*ERKLÄRTES ZIEL*
Geben Sie den Abschnitt des Textes über das Wahlverhalten der österreichischen Jugend, beginnend bei "In der kleinen" und endend bei "Drittes: das leere Aufbegehren.", erneut wieder und ersetzen Sie darin "Alpenrepublik" durch "Bergrepublik".

Die Jugend in Österreich wählt rechts, aber sie sind keine Neonazis. Nun wird nach Erklärungen gesucht: Jenseits von Zorn und Wut bleibt das leere Aufbegehren.

Junge Wähler in Österreich mit Rechtspopulist HC Strache: Spaß haben. Bild: dpa

Vor einigen Wochen fragte Zeit-Feuilletonchef Jens Jessen händeringend: Wo sind Kritik und Protest der Jugend geblieben? Österreich hat ihm nun geantwortet. Bei den Nationalratswahlen hat die Jugend eine besondere Rolle gespielt. Das Wahlalter wurde auf 16 gesenkt, so dass die Gruppe der unter 30-Jährigen Wähler anwuchs. Ebendiese hat zu 43 Prozent rechts gewählt. Die 16- bis 19-Jährigen haben sogar zu 44 Prozent der Freiheitlichen Partei von Hans-Christian Strache sowie zu 3 Prozent dem BZÖ, Jörg Haiders neuer Partei, ihre Stimme gegeben.

Hier also sind Kritik und Protest gelandet. Man kann nicht sagen, dass diese Jugend zu angepasst sei, dass sie nicht aufbegehren würde. Nur - ihr Aufbegehren sieht etwas anders aus als erhofft. Damit ist übrigens nicht gemeint, es sähe nach Bomberjacken und Schnürstiefeln aus. Natürlich gehören auch Neonazis zur Gefolgschaft namentlich der FPÖ (sie ist sozusagen deren "natürlicher" Hort), doch sind sie nur ein Randphänomen der großen Wählermasse. Nicht 43 Prozent der österreichischen Jugendlichen sind Neonazis. Aber dennoch wählen sie extrem rechts. Wie sieht es also aus, dieses jugendliche Aufbegehren?

Peter Sloterdijk hat den Zorn als politische Ressource ersten Ranges ausgewiesen: ein wertvoller Rohstoff der Dissidenz, des Einspruchs, der in einem politischen Prozess verarbeitet, bewirtschaftet werden müsse. Slavoj Zizek hingegen sagt, dass in Zeiten der "Post-Politik" Wut nur noch als nichtkanalisierte Wut der Ausgeschlossenen in Erscheinung trete. Aus dem Symbolischen verbannt, würde sie im Realen wiederkehren - als "postmoderne Form ethnischer Gewalt".

In der kleinen Alpenrepublik zeigt sich jedoch (und sie ist damit bekanntlich nicht alleine), dass sehr wohl noch eine andere Form der politischen Emotionalität existiert. Jenseits von gehortetem Zorn und durchbrechender Wut gibt es noch ein Drittes: das leere Aufbegehren.

In Umfragen unmittelbar nach der Wahl, in Videoblogs und auf Homepages zeigt sich: Die große Mehrzahl der Jugendlichen wählte die FPÖ nicht wegen ihrer rechten Inhalte. Sie wählten sie wegen der Attraktion ihres Spitzenkandidaten. Und es war nicht sein Blockwartcharme, der sie anzog. Seine Attraktion verdankt sich vielmehr dem Image: frech, aufmüpfig, Discogeher. Kurzum - die Summe aller langerzeugten Jugendattribute ohne Inhalt. Ein Aufbegehren ohne Richtung. Hauptsache, es sieht gut aus. Groupiepolitik gewissermaßen.

*BEREITGESTELLTE DATEN*
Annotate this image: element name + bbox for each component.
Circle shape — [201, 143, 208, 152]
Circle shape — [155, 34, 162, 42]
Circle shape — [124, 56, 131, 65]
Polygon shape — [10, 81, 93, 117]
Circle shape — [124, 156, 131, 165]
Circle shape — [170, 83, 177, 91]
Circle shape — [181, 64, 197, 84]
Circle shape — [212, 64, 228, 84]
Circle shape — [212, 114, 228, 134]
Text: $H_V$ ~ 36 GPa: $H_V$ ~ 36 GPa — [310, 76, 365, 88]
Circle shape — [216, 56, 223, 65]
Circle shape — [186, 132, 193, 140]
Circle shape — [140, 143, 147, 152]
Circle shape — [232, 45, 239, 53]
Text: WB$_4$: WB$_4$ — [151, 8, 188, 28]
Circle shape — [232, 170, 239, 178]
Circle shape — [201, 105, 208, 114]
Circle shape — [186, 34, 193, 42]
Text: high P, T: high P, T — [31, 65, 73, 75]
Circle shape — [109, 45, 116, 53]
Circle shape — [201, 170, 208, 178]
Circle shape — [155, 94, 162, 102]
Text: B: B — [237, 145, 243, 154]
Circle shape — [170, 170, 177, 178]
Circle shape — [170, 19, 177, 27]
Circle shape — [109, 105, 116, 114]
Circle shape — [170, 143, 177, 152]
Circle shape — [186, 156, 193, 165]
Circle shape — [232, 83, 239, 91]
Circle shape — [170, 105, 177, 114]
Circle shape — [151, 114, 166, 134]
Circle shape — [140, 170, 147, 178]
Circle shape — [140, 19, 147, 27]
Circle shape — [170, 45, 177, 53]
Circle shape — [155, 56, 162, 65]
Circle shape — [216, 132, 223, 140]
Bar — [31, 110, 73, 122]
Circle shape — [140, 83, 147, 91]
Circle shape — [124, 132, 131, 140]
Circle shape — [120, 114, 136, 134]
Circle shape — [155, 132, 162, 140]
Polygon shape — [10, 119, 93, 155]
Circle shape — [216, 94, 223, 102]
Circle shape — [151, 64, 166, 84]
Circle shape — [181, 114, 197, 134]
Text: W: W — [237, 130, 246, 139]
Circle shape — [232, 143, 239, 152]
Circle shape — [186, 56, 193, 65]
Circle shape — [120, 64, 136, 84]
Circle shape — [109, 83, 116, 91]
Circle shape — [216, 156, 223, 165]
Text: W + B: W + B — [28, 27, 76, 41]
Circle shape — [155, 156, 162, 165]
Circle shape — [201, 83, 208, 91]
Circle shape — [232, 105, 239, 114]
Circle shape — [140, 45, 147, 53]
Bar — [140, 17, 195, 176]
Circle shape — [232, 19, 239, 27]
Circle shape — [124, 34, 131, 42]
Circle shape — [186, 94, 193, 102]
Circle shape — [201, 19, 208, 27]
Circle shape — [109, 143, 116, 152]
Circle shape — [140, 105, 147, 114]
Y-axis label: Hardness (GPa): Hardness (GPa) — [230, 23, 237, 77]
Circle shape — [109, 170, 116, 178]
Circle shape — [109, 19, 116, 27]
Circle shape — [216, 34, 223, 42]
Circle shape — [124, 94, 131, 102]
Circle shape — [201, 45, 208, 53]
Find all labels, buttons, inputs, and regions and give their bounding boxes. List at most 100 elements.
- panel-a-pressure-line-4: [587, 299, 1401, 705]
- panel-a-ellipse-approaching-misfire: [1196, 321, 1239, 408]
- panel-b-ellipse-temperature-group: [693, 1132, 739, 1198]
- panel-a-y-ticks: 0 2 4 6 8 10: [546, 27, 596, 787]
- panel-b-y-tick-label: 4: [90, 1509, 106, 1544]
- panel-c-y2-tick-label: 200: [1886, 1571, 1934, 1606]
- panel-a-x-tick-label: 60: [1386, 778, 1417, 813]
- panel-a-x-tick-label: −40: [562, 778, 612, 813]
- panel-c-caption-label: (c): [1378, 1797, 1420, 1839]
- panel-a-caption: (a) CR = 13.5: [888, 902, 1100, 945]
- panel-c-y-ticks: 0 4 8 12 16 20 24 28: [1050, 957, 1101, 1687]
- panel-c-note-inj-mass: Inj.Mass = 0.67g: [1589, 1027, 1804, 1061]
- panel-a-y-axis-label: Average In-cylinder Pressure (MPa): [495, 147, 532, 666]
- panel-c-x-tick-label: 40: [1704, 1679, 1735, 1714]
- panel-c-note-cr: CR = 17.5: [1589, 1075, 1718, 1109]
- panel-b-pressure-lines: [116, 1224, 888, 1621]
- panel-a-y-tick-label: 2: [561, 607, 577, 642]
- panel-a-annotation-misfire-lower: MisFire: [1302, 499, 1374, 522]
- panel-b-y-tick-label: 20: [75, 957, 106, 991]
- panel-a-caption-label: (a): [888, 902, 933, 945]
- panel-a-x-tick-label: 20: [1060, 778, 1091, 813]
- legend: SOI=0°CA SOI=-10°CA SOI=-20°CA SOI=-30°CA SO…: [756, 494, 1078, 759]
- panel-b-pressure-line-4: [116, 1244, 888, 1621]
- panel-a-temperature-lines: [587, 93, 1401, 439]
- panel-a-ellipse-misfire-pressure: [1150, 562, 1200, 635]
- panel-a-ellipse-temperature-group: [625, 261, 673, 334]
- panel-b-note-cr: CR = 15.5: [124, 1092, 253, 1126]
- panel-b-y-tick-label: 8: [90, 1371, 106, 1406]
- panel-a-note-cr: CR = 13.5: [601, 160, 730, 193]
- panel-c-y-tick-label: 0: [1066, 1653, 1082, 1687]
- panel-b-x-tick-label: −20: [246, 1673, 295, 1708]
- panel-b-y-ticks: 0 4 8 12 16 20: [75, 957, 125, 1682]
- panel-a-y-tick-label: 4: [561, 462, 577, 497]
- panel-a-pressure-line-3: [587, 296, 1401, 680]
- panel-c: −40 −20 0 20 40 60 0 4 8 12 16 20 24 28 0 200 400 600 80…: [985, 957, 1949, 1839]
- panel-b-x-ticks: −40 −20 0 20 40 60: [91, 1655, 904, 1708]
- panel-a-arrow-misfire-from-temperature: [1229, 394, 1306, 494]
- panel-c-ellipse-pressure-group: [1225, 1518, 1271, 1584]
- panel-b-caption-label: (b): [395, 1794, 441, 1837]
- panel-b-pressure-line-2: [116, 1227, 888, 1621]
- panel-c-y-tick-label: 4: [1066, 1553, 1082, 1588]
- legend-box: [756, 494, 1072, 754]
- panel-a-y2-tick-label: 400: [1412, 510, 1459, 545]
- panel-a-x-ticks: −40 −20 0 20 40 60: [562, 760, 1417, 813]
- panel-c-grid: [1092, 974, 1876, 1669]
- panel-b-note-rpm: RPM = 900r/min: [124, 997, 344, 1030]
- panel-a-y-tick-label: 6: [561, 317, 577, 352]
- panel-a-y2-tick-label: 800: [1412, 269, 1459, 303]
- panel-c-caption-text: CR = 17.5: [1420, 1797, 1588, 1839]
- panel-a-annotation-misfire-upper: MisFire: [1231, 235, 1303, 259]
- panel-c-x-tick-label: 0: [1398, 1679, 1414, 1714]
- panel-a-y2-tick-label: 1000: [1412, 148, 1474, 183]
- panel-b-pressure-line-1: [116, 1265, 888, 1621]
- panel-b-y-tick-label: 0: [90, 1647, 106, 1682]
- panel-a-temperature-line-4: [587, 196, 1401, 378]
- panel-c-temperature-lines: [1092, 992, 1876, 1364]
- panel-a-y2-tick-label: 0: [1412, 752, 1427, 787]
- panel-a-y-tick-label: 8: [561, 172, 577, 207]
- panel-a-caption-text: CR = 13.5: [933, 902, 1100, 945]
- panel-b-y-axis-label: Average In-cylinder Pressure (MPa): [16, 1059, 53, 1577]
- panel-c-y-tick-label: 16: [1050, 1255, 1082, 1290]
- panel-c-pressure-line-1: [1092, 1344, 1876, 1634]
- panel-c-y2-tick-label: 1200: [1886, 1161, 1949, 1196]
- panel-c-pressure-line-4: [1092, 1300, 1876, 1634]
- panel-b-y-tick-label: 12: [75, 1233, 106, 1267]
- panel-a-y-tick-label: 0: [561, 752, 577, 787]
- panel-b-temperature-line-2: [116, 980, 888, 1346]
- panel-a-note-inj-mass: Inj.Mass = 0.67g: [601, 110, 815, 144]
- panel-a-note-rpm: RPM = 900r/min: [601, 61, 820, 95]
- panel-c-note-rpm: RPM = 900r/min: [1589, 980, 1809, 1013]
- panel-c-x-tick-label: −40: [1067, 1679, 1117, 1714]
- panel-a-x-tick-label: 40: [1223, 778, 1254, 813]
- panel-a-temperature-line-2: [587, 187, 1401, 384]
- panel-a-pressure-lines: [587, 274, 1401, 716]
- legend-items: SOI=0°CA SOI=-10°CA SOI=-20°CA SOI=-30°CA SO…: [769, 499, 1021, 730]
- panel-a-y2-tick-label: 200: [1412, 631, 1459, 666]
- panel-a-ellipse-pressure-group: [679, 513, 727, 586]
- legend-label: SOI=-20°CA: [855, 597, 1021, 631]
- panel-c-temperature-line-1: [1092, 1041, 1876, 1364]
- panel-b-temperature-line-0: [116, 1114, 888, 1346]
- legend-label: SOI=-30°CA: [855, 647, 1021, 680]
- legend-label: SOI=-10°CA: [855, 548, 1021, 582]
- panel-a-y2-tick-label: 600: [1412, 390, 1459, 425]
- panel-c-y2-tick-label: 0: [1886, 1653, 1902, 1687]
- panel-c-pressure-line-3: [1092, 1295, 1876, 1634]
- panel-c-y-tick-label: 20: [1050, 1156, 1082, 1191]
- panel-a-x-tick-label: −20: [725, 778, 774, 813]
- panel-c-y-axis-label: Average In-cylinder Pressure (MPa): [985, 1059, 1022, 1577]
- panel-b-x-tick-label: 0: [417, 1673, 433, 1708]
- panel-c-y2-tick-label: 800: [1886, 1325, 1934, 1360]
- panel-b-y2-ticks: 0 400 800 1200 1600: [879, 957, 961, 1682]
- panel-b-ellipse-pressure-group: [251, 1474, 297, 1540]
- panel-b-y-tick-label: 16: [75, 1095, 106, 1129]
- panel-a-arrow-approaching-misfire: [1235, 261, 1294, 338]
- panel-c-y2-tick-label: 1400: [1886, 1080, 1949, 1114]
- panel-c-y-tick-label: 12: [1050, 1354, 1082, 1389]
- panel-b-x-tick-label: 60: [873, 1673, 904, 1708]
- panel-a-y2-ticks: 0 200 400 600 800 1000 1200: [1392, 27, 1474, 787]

*LÖSUNG DER AUFGABE*
In der kleinen Bergrepublik zeigt sich jedoch (und sie ist damit bekanntlich nicht alleine), dass sehr wohl noch eine andere Form der politischen Emotionalität existiert. Jenseits von gehortetem Zorn und durchbrechender Wut gibt es noch ein Drittes: das leere Aufbegehren.